Stated goal: Each line that follows is to be retyped exactly.

Data to use:
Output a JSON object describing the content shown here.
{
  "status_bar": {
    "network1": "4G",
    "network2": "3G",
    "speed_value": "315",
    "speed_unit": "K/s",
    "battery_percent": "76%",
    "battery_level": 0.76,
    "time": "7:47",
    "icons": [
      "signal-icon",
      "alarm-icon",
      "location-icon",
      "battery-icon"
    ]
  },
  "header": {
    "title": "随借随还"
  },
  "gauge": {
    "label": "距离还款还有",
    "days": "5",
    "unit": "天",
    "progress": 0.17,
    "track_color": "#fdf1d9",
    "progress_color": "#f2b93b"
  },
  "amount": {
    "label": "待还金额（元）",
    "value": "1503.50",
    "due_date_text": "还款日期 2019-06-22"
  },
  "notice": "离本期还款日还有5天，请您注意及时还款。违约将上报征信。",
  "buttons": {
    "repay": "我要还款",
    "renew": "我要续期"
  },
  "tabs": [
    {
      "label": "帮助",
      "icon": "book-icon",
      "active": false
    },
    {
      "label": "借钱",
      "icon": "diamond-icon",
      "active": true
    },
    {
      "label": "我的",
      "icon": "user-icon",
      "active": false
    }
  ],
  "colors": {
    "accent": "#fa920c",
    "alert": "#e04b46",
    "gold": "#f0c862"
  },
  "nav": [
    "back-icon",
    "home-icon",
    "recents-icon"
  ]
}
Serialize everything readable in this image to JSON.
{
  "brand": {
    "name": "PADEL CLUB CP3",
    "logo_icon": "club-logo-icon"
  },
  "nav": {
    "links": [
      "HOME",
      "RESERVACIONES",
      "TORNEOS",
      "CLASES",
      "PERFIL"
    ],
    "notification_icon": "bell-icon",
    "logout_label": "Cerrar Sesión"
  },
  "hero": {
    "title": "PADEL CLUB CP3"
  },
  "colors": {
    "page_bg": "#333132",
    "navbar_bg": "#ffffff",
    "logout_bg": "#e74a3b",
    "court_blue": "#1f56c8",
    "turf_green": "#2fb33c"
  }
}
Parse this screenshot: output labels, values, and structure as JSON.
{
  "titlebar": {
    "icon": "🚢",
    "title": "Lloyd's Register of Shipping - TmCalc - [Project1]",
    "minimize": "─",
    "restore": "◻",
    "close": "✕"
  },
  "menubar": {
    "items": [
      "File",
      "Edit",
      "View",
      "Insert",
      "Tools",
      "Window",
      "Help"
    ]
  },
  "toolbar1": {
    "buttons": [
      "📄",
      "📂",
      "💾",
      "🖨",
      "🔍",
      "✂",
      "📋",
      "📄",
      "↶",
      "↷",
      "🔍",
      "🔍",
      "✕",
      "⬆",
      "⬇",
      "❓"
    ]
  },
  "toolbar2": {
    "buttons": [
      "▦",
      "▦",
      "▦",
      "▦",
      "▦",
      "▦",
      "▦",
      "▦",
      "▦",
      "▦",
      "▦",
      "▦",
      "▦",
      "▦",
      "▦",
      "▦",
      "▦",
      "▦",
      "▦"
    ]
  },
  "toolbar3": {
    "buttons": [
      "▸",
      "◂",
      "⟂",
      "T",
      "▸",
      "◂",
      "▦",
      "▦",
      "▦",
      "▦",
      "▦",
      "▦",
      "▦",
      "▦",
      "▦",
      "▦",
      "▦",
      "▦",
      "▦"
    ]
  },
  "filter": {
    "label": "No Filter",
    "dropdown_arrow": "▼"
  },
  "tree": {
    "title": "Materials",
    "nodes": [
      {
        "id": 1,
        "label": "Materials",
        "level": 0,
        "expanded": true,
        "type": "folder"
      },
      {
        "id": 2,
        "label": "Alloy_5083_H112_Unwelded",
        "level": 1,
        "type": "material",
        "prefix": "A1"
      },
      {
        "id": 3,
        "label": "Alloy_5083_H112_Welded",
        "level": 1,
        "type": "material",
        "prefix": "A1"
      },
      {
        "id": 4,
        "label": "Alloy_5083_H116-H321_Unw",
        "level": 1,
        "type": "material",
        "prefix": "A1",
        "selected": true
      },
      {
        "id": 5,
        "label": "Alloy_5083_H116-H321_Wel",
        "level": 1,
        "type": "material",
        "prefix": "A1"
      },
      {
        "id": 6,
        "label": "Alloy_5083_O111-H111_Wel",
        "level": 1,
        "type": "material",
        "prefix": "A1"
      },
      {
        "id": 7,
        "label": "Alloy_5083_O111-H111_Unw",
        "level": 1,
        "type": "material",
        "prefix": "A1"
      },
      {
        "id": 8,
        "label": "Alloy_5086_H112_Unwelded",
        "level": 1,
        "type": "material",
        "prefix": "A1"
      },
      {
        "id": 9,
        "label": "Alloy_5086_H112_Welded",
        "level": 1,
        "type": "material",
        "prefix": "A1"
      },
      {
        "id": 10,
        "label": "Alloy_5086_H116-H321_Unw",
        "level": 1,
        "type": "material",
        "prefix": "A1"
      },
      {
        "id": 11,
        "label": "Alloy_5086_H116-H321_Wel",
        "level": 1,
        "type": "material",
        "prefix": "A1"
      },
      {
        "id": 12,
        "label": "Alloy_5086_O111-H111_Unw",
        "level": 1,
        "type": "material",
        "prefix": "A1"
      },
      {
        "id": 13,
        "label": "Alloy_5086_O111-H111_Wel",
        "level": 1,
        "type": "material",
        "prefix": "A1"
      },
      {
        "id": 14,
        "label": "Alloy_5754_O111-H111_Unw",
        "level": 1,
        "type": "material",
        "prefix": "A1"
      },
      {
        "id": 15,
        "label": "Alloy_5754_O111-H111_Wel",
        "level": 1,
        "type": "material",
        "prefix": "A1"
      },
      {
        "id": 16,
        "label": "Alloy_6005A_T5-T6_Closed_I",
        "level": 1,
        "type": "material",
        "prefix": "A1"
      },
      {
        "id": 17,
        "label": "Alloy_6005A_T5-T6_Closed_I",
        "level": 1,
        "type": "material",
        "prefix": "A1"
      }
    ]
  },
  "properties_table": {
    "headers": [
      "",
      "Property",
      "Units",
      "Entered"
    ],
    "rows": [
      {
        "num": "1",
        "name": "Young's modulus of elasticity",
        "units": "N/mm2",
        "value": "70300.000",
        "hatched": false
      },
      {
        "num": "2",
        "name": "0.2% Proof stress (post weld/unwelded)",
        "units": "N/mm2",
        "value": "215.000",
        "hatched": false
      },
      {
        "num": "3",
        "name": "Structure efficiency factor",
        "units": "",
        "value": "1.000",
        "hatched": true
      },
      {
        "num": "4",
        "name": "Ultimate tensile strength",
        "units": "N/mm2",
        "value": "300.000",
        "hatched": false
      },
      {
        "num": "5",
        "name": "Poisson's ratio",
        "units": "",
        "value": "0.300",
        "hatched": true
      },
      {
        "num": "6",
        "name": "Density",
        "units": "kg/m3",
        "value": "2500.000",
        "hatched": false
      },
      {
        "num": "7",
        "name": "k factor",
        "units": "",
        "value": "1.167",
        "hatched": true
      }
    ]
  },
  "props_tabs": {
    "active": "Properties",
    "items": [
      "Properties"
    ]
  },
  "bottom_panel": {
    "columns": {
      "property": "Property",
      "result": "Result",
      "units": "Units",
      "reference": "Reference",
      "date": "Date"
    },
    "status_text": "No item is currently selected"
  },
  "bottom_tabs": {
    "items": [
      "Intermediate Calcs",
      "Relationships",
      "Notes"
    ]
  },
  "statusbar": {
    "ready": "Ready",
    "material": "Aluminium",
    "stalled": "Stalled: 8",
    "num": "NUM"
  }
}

Solution to this exercise:
Output a JSON object describing the content shown here.
{
  "status_bar": {
    "network1": "4G",
    "network2": "3G",
    "speed_value": "315",
    "speed_unit": "K/s",
    "battery_percent": "76%",
    "battery_level": 0.76,
    "time": "7:47",
    "icons": [
      "signal-icon",
      "alarm-icon",
      "location-icon",
      "battery-icon"
    ]
  },
  "header": {
    "title": "随借随还"
  },
  "gauge": {
    "label": "距离还款还有",
    "days": "5",
    "unit": "天",
    "progress": 0.17,
    "track_color": "#fdf1d9",
    "progress_color": "#f2b93b"
  },
  "amount": {
    "label": "待还金额（元）",
    "value": "1503.50",
    "due_date_text": "还款日期 2019-06-22"
  },
  "notice": "离本期还款日还有5天，请您注意及时还款。违约将上报征信。",
  "buttons": {
    "repay": "我要还款",
    "renew": "我要续期"
  },
  "tabs": [
    {
      "label": "帮助",
      "icon": "book-icon",
      "active": false
    },
    {
      "label": "借钱",
      "icon": "diamond-icon",
      "active": true
    },
    {
      "label": "我的",
      "icon": "user-icon",
      "active": false
    }
  ],
  "colors": {
    "accent": "#fa920c",
    "alert": "#e04b46",
    "gold": "#f0c862"
  },
  "nav": [
    "back-icon",
    "home-icon",
    "recents-icon"
  ]
}
Serialize everything readable in this image to JSON.
{
  "brand": {
    "name": "PADEL CLUB CP3",
    "logo_icon": "club-logo-icon"
  },
  "nav": {
    "links": [
      "HOME",
      "RESERVACIONES",
      "TORNEOS",
      "CLASES",
      "PERFIL"
    ],
    "notification_icon": "bell-icon",
    "logout_label": "Cerrar Sesión"
  },
  "hero": {
    "title": "PADEL CLUB CP3"
  },
  "colors": {
    "page_bg": "#333132",
    "navbar_bg": "#ffffff",
    "logout_bg": "#e74a3b",
    "court_blue": "#1f56c8",
    "turf_green": "#2fb33c"
  }
}
Parse this screenshot: output labels, values, and structure as JSON.
{
  "titlebar": {
    "icon": "🚢",
    "title": "Lloyd's Register of Shipping - TmCalc - [Project1]",
    "minimize": "─",
    "restore": "◻",
    "close": "✕"
  },
  "menubar": {
    "items": [
      "File",
      "Edit",
      "View",
      "Insert",
      "Tools",
      "Window",
      "Help"
    ]
  },
  "toolbar1": {
    "buttons": [
      "📄",
      "📂",
      "💾",
      "🖨",
      "🔍",
      "✂",
      "📋",
      "📄",
      "↶",
      "↷",
      "🔍",
      "🔍",
      "✕",
      "⬆",
      "⬇",
      "❓"
    ]
  },
  "toolbar2": {
    "buttons": [
      "▦",
      "▦",
      "▦",
      "▦",
      "▦",
      "▦",
      "▦",
      "▦",
      "▦",
      "▦",
      "▦",
      "▦",
      "▦",
      "▦",
      "▦",
      "▦",
      "▦",
      "▦",
      "▦"
    ]
  },
  "toolbar3": {
    "buttons": [
      "▸",
      "◂",
      "⟂",
      "T",
      "▸",
      "◂",
      "▦",
      "▦",
      "▦",
      "▦",
      "▦",
      "▦",
      "▦",
      "▦",
      "▦",
      "▦",
      "▦",
      "▦",
      "▦"
    ]
  },
  "filter": {
    "label": "No Filter",
    "dropdown_arrow": "▼"
  },
  "tree": {
    "title": "Materials",
    "nodes": [
      {
        "id": 1,
        "label": "Materials",
        "level": 0,
        "expanded": true,
        "type": "folder"
      },
      {
        "id": 2,
        "label": "Alloy_5083_H112_Unwelded",
        "level": 1,
        "type": "material",
        "prefix": "A1"
      },
      {
        "id": 3,
        "label": "Alloy_5083_H112_Welded",
        "level": 1,
        "type": "material",
        "prefix": "A1"
      },
      {
        "id": 4,
        "label": "Alloy_5083_H116-H321_Unw",
        "level": 1,
        "type": "material",
        "prefix": "A1",
        "selected": true
      },
      {
        "id": 5,
        "label": "Alloy_5083_H116-H321_Wel",
        "level": 1,
        "type": "material",
        "prefix": "A1"
      },
      {
        "id": 6,
        "label": "Alloy_5083_O111-H111_Wel",
        "level": 1,
        "type": "material",
        "prefix": "A1"
      },
      {
        "id": 7,
        "label": "Alloy_5083_O111-H111_Unw",
        "level": 1,
        "type": "material",
        "prefix": "A1"
      },
      {
        "id": 8,
        "label": "Alloy_5086_H112_Unwelded",
        "level": 1,
        "type": "material",
        "prefix": "A1"
      },
      {
        "id": 9,
        "label": "Alloy_5086_H112_Welded",
        "level": 1,
        "type": "material",
        "prefix": "A1"
      },
      {
        "id": 10,
        "label": "Alloy_5086_H116-H321_Unw",
        "level": 1,
        "type": "material",
        "prefix": "A1"
      },
      {
        "id": 11,
        "label": "Alloy_5086_H116-H321_Wel",
        "level": 1,
        "type": "material",
        "prefix": "A1"
      },
      {
        "id": 12,
        "label": "Alloy_5086_O111-H111_Unw",
        "level": 1,
        "type": "material",
        "prefix": "A1"
      },
      {
        "id": 13,
        "label": "Alloy_5086_O111-H111_Wel",
        "level": 1,
        "type": "material",
        "prefix": "A1"
      },
      {
        "id": 14,
        "label": "Alloy_5754_O111-H111_Unw",
        "level": 1,
        "type": "material",
        "prefix": "A1"
      },
      {
        "id": 15,
        "label": "Alloy_5754_O111-H111_Wel",
        "level": 1,
        "type": "material",
        "prefix": "A1"
      },
      {
        "id": 16,
        "label": "Alloy_6005A_T5-T6_Closed_I",
        "level": 1,
        "type": "material",
        "prefix": "A1"
      },
      {
        "id": 17,
        "label": "Alloy_6005A_T5-T6_Closed_I",
        "level": 1,
        "type": "material",
        "prefix": "A1"
      }
    ]
  },
  "properties_table": {
    "headers": [
      "",
      "Property",
      "Units",
      "Entered"
    ],
    "rows": [
      {
        "num": "1",
        "name": "Young's modulus of elasticity",
        "units": "N/mm2",
        "value": "70300.000",
        "hatched": false
      },
      {
        "num": "2",
        "name": "0.2% Proof stress (post weld/unwelded)",
        "units": "N/mm2",
        "value": "215.000",
        "hatched": false
      },
      {
        "num": "3",
        "name": "Structure efficiency factor",
        "units": "",
        "value": "1.000",
        "hatched": true
      },
      {
        "num": "4",
        "name": "Ultimate tensile strength",
        "units": "N/mm2",
        "value": "300.000",
        "hatched": false
      },
      {
        "num": "5",
        "name": "Poisson's ratio",
        "units": "",
        "value": "0.300",
        "hatched": true
      },
      {
        "num": "6",
        "name": "Density",
        "units": "kg/m3",
        "value": "2500.000",
        "hatched": false
      },
      {
        "num": "7",
        "name": "k factor",
        "units": "",
        "value": "1.167",
        "hatched": true
      }
    ]
  },
  "props_tabs": {
    "active": "Properties",
    "items": [
      "Properties"
    ]
  },
  "bottom_panel": {
    "columns": {
      "property": "Property",
      "result": "Result",
      "units": "Units",
      "reference": "Reference",
      "date": "Date"
    },
    "status_text": "No item is currently selected"
  },
  "bottom_tabs": {
    "items": [
      "Intermediate Calcs",
      "Relationships",
      "Notes"
    ]
  },
  "statusbar": {
    "ready": "Ready",
    "material": "Aluminium",
    "stalled": "Stalled: 8",
    "num": "NUM"
  }
}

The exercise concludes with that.